== TASK INPUTS ==
◇ ◇ ◇ ◇

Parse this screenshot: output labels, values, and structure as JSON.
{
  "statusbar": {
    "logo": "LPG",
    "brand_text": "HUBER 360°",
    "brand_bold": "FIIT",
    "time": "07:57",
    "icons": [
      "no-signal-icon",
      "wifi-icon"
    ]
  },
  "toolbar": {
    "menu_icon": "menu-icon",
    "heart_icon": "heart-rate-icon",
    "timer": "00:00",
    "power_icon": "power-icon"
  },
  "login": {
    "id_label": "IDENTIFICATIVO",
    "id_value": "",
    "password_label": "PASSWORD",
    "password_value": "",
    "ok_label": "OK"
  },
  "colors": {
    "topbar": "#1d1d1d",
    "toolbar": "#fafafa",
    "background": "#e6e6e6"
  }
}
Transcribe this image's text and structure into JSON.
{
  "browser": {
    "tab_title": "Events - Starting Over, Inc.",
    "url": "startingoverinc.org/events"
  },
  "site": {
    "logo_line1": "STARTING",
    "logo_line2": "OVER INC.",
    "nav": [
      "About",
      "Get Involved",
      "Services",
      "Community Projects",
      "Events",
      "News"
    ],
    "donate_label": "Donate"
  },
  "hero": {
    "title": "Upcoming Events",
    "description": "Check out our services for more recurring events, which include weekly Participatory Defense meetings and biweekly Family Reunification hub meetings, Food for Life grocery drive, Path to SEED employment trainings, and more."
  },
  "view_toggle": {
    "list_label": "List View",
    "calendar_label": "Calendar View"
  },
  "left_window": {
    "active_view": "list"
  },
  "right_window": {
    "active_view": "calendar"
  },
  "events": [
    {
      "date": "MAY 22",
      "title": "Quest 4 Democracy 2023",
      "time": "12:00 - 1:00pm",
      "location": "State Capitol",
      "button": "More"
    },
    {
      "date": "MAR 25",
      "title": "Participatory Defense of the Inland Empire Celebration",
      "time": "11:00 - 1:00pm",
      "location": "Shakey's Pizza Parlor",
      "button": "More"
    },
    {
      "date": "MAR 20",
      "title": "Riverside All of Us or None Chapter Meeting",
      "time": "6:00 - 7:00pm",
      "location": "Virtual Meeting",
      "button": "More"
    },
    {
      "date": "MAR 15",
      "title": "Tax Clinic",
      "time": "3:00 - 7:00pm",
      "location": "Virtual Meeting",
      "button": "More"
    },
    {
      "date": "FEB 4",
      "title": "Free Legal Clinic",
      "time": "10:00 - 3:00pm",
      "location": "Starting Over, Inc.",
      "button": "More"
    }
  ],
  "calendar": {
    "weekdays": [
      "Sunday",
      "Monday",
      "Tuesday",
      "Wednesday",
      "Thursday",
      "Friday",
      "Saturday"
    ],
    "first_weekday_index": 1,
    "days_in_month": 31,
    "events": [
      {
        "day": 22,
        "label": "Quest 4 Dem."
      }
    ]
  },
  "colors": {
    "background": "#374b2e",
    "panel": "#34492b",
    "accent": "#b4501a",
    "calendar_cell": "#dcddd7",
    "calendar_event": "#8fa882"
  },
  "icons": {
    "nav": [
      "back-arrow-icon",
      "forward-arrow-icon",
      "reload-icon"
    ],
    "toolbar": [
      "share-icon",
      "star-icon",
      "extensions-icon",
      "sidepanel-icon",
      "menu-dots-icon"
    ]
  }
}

◇ ◇ ◇ ◇

Set out the complete listing exactly as shown.

Parse this screenshot: output labels, values, and structure as JSON.
{
  "statusbar": {
    "logo": "LPG",
    "brand_text": "HUBER 360°",
    "brand_bold": "FIIT",
    "time": "07:57",
    "icons": [
      "no-signal-icon",
      "wifi-icon"
    ]
  },
  "toolbar": {
    "menu_icon": "menu-icon",
    "heart_icon": "heart-rate-icon",
    "timer": "00:00",
    "power_icon": "power-icon"
  },
  "login": {
    "id_label": "IDENTIFICATIVO",
    "id_value": "",
    "password_label": "PASSWORD",
    "password_value": "",
    "ok_label": "OK"
  },
  "colors": {
    "topbar": "#1d1d1d",
    "toolbar": "#fafafa",
    "background": "#e6e6e6"
  }
}
Transcribe this image's text and structure into JSON.
{
  "browser": {
    "tab_title": "Events - Starting Over, Inc.",
    "url": "startingoverinc.org/events"
  },
  "site": {
    "logo_line1": "STARTING",
    "logo_line2": "OVER INC.",
    "nav": [
      "About",
      "Get Involved",
      "Services",
      "Community Projects",
      "Events",
      "News"
    ],
    "donate_label": "Donate"
  },
  "hero": {
    "title": "Upcoming Events",
    "description": "Check out our services for more recurring events, which include weekly Participatory Defense meetings and biweekly Family Reunification hub meetings, Food for Life grocery drive, Path to SEED employment trainings, and more."
  },
  "view_toggle": {
    "list_label": "List View",
    "calendar_label": "Calendar View"
  },
  "left_window": {
    "active_view": "list"
  },
  "right_window": {
    "active_view": "calendar"
  },
  "events": [
    {
      "date": "MAY 22",
      "title": "Quest 4 Democracy 2023",
      "time": "12:00 - 1:00pm",
      "location": "State Capitol",
      "button": "More"
    },
    {
      "date": "MAR 25",
      "title": "Participatory Defense of the Inland Empire Celebration",
      "time": "11:00 - 1:00pm",
      "location": "Shakey's Pizza Parlor",
      "button": "More"
    },
    {
      "date": "MAR 20",
      "title": "Riverside All of Us or None Chapter Meeting",
      "time": "6:00 - 7:00pm",
      "location": "Virtual Meeting",
      "button": "More"
    },
    {
      "date": "MAR 15",
      "title": "Tax Clinic",
      "time": "3:00 - 7:00pm",
      "location": "Virtual Meeting",
      "button": "More"
    },
    {
      "date": "FEB 4",
      "title": "Free Legal Clinic",
      "time": "10:00 - 3:00pm",
      "location": "Starting Over, Inc.",
      "button": "More"
    }
  ],
  "calendar": {
    "weekdays": [
      "Sunday",
      "Monday",
      "Tuesday",
      "Wednesday",
      "Thursday",
      "Friday",
      "Saturday"
    ],
    "first_weekday_index": 1,
    "days_in_month": 31,
    "events": [
      {
        "day": 22,
        "label": "Quest 4 Dem."
      }
    ]
  },
  "colors": {
    "background": "#374b2e",
    "panel": "#34492b",
    "accent": "#b4501a",
    "calendar_cell": "#dcddd7",
    "calendar_event": "#8fa882"
  },
  "icons": {
    "nav": [
      "back-arrow-icon",
      "forward-arrow-icon",
      "reload-icon"
    ],
    "toolbar": [
      "share-icon",
      "star-icon",
      "extensions-icon",
      "sidepanel-icon",
      "menu-dots-icon"
    ]
  }
}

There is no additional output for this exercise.